What the task asks:
Carry none of the pictures over; set down the material below exactly.

%%

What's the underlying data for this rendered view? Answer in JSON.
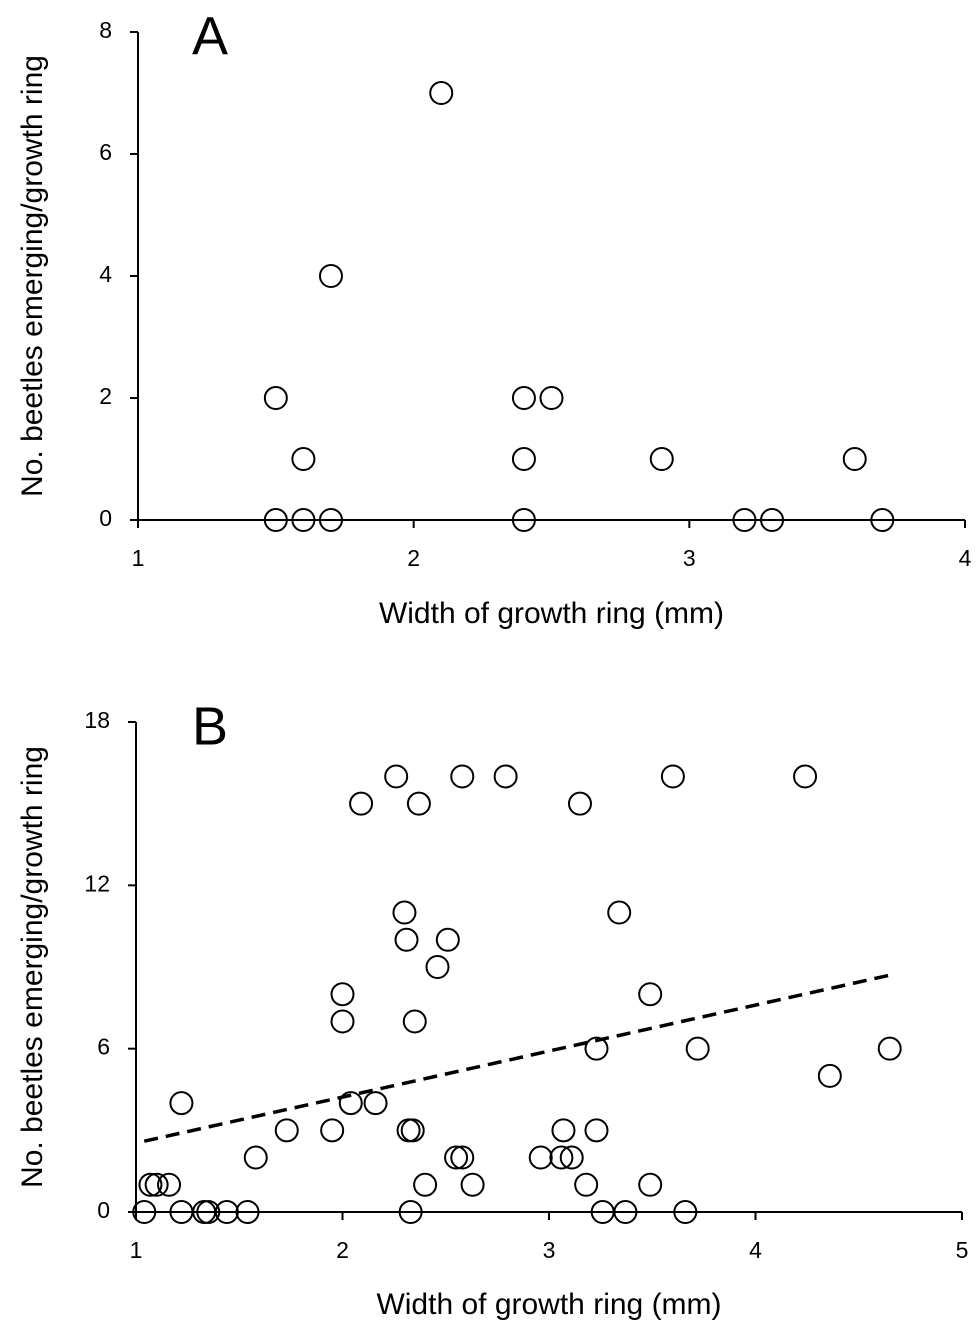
{
  "chart_data": [
    {
      "type": "scatter",
      "title": "A",
      "xlabel": "Width of growth ring (mm)",
      "ylabel": "No. beetles emerging/growth ring",
      "x": [
        1.5,
        1.5,
        1.6,
        1.6,
        1.7,
        1.7,
        2.1,
        2.4,
        2.5,
        2.4,
        2.4,
        2.9,
        3.2,
        3.3,
        3.6,
        3.7
      ],
      "values": [
        2,
        0,
        1,
        0,
        4,
        0,
        7,
        2,
        2,
        1,
        0,
        1,
        0,
        0,
        1,
        0
      ],
      "color": "#000000",
      "xlim": [
        1,
        4
      ],
      "ylim": [
        0,
        8
      ],
      "xticks": [
        1,
        2,
        3,
        4
      ],
      "yticks": [
        0,
        2,
        4,
        6,
        8
      ]
    },
    {
      "type": "scatter",
      "title": "B",
      "xlabel": "Width of growth ring (mm)",
      "ylabel": "No. beetles emerging/growth ring",
      "x": [
        1.04,
        1.07,
        1.1,
        1.16,
        1.22,
        1.22,
        1.33,
        1.35,
        1.44,
        1.54,
        1.58,
        1.73,
        1.95,
        2.0,
        2.0,
        2.04,
        2.09,
        2.16,
        2.26,
        2.3,
        2.31,
        2.32,
        2.34,
        2.33,
        2.35,
        2.37,
        2.4,
        2.46,
        2.51,
        2.55,
        2.58,
        2.58,
        2.63,
        2.79,
        2.96,
        3.06,
        3.07,
        3.11,
        3.15,
        3.18,
        3.23,
        3.23,
        3.26,
        3.34,
        3.37,
        3.49,
        3.49,
        3.6,
        3.66,
        3.72,
        4.24,
        4.36,
        4.65
      ],
      "values": [
        0,
        1,
        1,
        1,
        4,
        0,
        0,
        0,
        0,
        0,
        2,
        3,
        3,
        8,
        7,
        4,
        15,
        4,
        16,
        11,
        10,
        3,
        3,
        0,
        7,
        15,
        1,
        9,
        10,
        2,
        16,
        2,
        1,
        16,
        2,
        2,
        3,
        2,
        15,
        1,
        6,
        3,
        0,
        11,
        0,
        8,
        1,
        16,
        0,
        6,
        16,
        5,
        6
      ],
      "color": "#000000",
      "trendline": {
        "x": [
          1.04,
          4.65
        ],
        "values": [
          2.6,
          8.7
        ]
      },
      "xlim": [
        1,
        5
      ],
      "ylim": [
        0,
        18
      ],
      "xticks": [
        1,
        2,
        3,
        4,
        5
      ],
      "yticks": [
        0,
        6,
        12,
        18
      ]
    }
  ]
}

%%

Task output:
What's the underlying data for this rendered view? Answer in JSON.
{
  "chart_data": [
    {
      "type": "scatter",
      "title": "A",
      "xlabel": "Width of growth ring (mm)",
      "ylabel": "No. beetles emerging/growth ring",
      "x": [
        1.5,
        1.5,
        1.6,
        1.6,
        1.7,
        1.7,
        2.1,
        2.4,
        2.5,
        2.4,
        2.4,
        2.9,
        3.2,
        3.3,
        3.6,
        3.7
      ],
      "values": [
        2,
        0,
        1,
        0,
        4,
        0,
        7,
        2,
        2,
        1,
        0,
        1,
        0,
        0,
        1,
        0
      ],
      "color": "#000000",
      "xlim": [
        1,
        4
      ],
      "ylim": [
        0,
        8
      ],
      "xticks": [
        1,
        2,
        3,
        4
      ],
      "yticks": [
        0,
        2,
        4,
        6,
        8
      ]
    },
    {
      "type": "scatter",
      "title": "B",
      "xlabel": "Width of growth ring (mm)",
      "ylabel": "No. beetles emerging/growth ring",
      "x": [
        1.04,
        1.07,
        1.1,
        1.16,
        1.22,
        1.22,
        1.33,
        1.35,
        1.44,
        1.54,
        1.58,
        1.73,
        1.95,
        2.0,
        2.0,
        2.04,
        2.09,
        2.16,
        2.26,
        2.3,
        2.31,
        2.32,
        2.34,
        2.33,
        2.35,
        2.37,
        2.4,
        2.46,
        2.51,
        2.55,
        2.58,
        2.58,
        2.63,
        2.79,
        2.96,
        3.06,
        3.07,
        3.11,
        3.15,
        3.18,
        3.23,
        3.23,
        3.26,
        3.34,
        3.37,
        3.49,
        3.49,
        3.6,
        3.66,
        3.72,
        4.24,
        4.36,
        4.65
      ],
      "values": [
        0,
        1,
        1,
        1,
        4,
        0,
        0,
        0,
        0,
        0,
        2,
        3,
        3,
        8,
        7,
        4,
        15,
        4,
        16,
        11,
        10,
        3,
        3,
        0,
        7,
        15,
        1,
        9,
        10,
        2,
        16,
        2,
        1,
        16,
        2,
        2,
        3,
        2,
        15,
        1,
        6,
        3,
        0,
        11,
        0,
        8,
        1,
        16,
        0,
        6,
        16,
        5,
        6
      ],
      "color": "#000000",
      "trendline": {
        "x": [
          1.04,
          4.65
        ],
        "values": [
          2.6,
          8.7
        ]
      },
      "xlim": [
        1,
        5
      ],
      "ylim": [
        0,
        18
      ],
      "xticks": [
        1,
        2,
        3,
        4,
        5
      ],
      "yticks": [
        0,
        6,
        12,
        18
      ]
    }
  ]
}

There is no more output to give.